PROBLEM STATEMENT = Search the material below for the word "JSON". Copy every line that has it.

** start DATA IN THIS EXERCISE **

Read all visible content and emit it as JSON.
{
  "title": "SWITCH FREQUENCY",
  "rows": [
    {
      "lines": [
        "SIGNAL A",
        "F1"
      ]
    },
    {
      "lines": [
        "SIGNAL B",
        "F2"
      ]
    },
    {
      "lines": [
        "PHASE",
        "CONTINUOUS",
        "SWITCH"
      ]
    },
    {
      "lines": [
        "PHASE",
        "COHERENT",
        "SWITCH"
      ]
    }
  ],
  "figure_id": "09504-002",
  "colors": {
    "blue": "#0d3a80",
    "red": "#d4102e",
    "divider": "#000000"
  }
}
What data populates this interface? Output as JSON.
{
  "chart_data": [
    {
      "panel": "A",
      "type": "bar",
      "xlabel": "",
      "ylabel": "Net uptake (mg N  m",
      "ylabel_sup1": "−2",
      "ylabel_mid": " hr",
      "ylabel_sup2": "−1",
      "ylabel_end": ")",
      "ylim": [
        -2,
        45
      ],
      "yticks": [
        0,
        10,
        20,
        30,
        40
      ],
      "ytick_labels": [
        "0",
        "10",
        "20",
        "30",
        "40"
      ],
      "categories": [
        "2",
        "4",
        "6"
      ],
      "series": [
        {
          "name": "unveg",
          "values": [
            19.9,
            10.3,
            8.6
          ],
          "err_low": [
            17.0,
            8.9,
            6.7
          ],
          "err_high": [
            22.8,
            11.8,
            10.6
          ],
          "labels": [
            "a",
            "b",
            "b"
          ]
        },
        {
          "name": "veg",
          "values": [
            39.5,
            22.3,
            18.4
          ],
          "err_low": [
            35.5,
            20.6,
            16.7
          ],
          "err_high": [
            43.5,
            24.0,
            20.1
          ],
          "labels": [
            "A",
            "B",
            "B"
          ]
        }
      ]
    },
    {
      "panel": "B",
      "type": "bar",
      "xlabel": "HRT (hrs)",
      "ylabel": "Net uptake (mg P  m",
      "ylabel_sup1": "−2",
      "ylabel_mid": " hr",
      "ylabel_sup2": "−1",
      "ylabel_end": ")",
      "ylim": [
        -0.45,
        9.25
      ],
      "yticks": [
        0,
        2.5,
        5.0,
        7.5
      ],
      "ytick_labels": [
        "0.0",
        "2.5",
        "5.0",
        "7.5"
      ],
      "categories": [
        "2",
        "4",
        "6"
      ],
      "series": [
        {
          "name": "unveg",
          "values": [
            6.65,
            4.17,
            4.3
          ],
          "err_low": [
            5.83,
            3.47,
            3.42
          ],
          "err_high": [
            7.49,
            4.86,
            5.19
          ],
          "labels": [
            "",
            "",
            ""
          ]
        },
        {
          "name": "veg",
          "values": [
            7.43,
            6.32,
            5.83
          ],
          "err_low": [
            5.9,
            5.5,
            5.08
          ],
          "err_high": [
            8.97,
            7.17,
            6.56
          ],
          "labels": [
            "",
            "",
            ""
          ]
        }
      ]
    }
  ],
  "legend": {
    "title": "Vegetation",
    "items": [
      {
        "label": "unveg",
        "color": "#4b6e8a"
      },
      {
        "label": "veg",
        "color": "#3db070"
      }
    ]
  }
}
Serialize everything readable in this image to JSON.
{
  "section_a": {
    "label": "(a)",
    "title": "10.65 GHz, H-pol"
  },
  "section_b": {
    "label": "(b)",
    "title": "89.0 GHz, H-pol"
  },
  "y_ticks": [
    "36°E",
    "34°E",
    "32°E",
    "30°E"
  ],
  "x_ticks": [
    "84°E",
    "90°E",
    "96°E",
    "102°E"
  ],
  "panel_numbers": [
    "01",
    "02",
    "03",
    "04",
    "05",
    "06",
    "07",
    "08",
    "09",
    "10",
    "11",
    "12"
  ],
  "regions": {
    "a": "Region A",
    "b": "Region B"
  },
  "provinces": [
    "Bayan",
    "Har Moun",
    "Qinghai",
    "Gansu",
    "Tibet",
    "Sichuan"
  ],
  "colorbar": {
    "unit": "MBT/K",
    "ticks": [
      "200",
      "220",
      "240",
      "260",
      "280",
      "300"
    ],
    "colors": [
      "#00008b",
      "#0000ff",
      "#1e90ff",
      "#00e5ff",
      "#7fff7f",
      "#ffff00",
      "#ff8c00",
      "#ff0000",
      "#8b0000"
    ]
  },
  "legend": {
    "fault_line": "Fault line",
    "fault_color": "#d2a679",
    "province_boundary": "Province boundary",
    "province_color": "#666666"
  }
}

** end DATA IN THIS EXERCISE **

ANSWER FOR THIS EXERCISE =
Read all visible content and emit it as JSON.
What data populates this interface? Output as JSON.
Serialize everything readable in this image to JSON.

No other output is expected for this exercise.